_Required action:_
Copy out the line containing "Output the text content of this document." and each line after it, through the last one in the material, exactly as written.

_Material for the task:_
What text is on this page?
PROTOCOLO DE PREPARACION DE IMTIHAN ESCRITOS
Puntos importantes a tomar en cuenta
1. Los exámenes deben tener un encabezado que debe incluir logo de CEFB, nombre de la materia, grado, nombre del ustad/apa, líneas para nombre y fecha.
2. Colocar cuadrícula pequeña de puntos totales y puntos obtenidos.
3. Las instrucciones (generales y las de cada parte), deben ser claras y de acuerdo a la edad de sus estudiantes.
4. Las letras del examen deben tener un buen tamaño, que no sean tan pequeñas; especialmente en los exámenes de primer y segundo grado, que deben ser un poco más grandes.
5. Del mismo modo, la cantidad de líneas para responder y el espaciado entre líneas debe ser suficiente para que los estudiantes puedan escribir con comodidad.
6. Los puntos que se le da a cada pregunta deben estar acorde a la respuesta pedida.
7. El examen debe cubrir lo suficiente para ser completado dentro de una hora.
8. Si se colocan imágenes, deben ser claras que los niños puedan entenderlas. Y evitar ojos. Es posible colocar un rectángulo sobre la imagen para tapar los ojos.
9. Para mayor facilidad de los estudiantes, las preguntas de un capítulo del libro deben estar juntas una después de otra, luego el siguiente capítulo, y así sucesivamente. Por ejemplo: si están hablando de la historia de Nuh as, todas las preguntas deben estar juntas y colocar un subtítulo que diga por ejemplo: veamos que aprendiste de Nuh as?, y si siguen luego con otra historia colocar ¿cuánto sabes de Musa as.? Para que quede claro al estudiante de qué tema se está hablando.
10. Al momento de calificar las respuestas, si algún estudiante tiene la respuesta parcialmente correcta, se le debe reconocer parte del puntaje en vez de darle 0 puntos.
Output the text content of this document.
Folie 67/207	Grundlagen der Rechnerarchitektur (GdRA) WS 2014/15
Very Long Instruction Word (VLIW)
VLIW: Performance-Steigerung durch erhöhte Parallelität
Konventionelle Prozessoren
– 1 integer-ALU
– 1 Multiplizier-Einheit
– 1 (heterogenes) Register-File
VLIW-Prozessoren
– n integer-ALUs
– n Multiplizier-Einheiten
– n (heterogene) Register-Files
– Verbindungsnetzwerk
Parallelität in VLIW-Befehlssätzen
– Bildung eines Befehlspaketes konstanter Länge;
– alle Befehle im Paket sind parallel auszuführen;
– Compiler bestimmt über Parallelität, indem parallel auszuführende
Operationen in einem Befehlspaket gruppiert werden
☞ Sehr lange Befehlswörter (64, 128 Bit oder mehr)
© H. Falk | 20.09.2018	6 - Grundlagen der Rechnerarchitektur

_Solution for this task:_
Output the text content of this document.
Folie 67/207	Grundlagen der Rechnerarchitektur (GdRA) WS 2014/15
Very Long Instruction Word (VLIW)
VLIW: Performance-Steigerung durch erhöhte Parallelität
Konventionelle Prozessoren
– 1 integer-ALU
– 1 Multiplizier-Einheit
– 1 (heterogenes) Register-File
VLIW-Prozessoren
– n integer-ALUs
– n Multiplizier-Einheiten
– n (heterogene) Register-Files
– Verbindungsnetzwerk
Parallelität in VLIW-Befehlssätzen
– Bildung eines Befehlspaketes konstanter Länge;
– alle Befehle im Paket sind parallel auszuführen;
– Compiler bestimmt über Parallelität, indem parallel auszuführende
Operationen in einem Befehlspaket gruppiert werden
☞ Sehr lange Befehlswörter (64, 128 Bit oder mehr)
© H. Falk | 20.09.2018	6 - Grundlagen der Rechnerarchitektur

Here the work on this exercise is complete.